=== THE TASK ===
Copy out all of the data exactly as it appears.

--- start of GIVEN INFORMATION ---

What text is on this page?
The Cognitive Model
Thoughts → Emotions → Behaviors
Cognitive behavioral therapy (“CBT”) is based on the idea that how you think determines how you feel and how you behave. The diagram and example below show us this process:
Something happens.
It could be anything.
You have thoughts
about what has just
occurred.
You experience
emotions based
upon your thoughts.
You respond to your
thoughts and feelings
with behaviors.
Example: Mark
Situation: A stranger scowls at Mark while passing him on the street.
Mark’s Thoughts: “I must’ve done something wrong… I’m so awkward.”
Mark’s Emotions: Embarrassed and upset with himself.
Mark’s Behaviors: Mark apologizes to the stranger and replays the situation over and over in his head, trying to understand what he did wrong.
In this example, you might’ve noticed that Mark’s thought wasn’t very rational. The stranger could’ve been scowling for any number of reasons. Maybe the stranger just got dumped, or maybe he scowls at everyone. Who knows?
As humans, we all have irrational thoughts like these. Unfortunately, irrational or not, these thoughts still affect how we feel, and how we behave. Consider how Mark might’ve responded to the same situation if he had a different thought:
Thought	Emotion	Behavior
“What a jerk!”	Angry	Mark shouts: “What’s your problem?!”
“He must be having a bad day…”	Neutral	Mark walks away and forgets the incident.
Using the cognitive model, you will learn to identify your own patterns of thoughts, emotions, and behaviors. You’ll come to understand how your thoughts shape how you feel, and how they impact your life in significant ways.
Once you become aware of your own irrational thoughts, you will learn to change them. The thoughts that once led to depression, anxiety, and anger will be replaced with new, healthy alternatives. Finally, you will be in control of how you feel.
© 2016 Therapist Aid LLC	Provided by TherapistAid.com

--- end of GIVEN INFORMATION ---

=== THE ANSWER ===
What text is on this page?
The Cognitive Model
Thoughts → Emotions → Behaviors
Cognitive behavioral therapy (“CBT”) is based on the idea that how you think determines how you feel and how you behave. The diagram and example below show us this process:
Something happens.
It could be anything.
You have thoughts
about what has just
occurred.
You experience
emotions based
upon your thoughts.
You respond to your
thoughts and feelings
with behaviors.
Example: Mark
Situation: A stranger scowls at Mark while passing him on the street.
Mark’s Thoughts: “I must’ve done something wrong… I’m so awkward.”
Mark’s Emotions: Embarrassed and upset with himself.
Mark’s Behaviors: Mark apologizes to the stranger and replays the situation over and over in his head, trying to understand what he did wrong.
In this example, you might’ve noticed that Mark’s thought wasn’t very rational. The stranger could’ve been scowling for any number of reasons. Maybe the stranger just got dumped, or maybe he scowls at everyone. Who knows?
As humans, we all have irrational thoughts like these. Unfortunately, irrational or not, these thoughts still affect how we feel, and how we behave. Consider how Mark might’ve responded to the same situation if he had a different thought:
Thought	Emotion	Behavior
“What a jerk!”	Angry	Mark shouts: “What’s your problem?!”
“He must be having a bad day…”	Neutral	Mark walks away and forgets the incident.
Using the cognitive model, you will learn to identify your own patterns of thoughts, emotions, and behaviors. You’ll come to understand how your thoughts shape how you feel, and how they impact your life in significant ways.
Once you become aware of your own irrational thoughts, you will learn to change them. The thoughts that once led to depression, anxiety, and anger will be replaced with new, healthy alternatives. Finally, you will be in control of how you feel.
© 2016 Therapist Aid LLC	Provided by TherapistAid.com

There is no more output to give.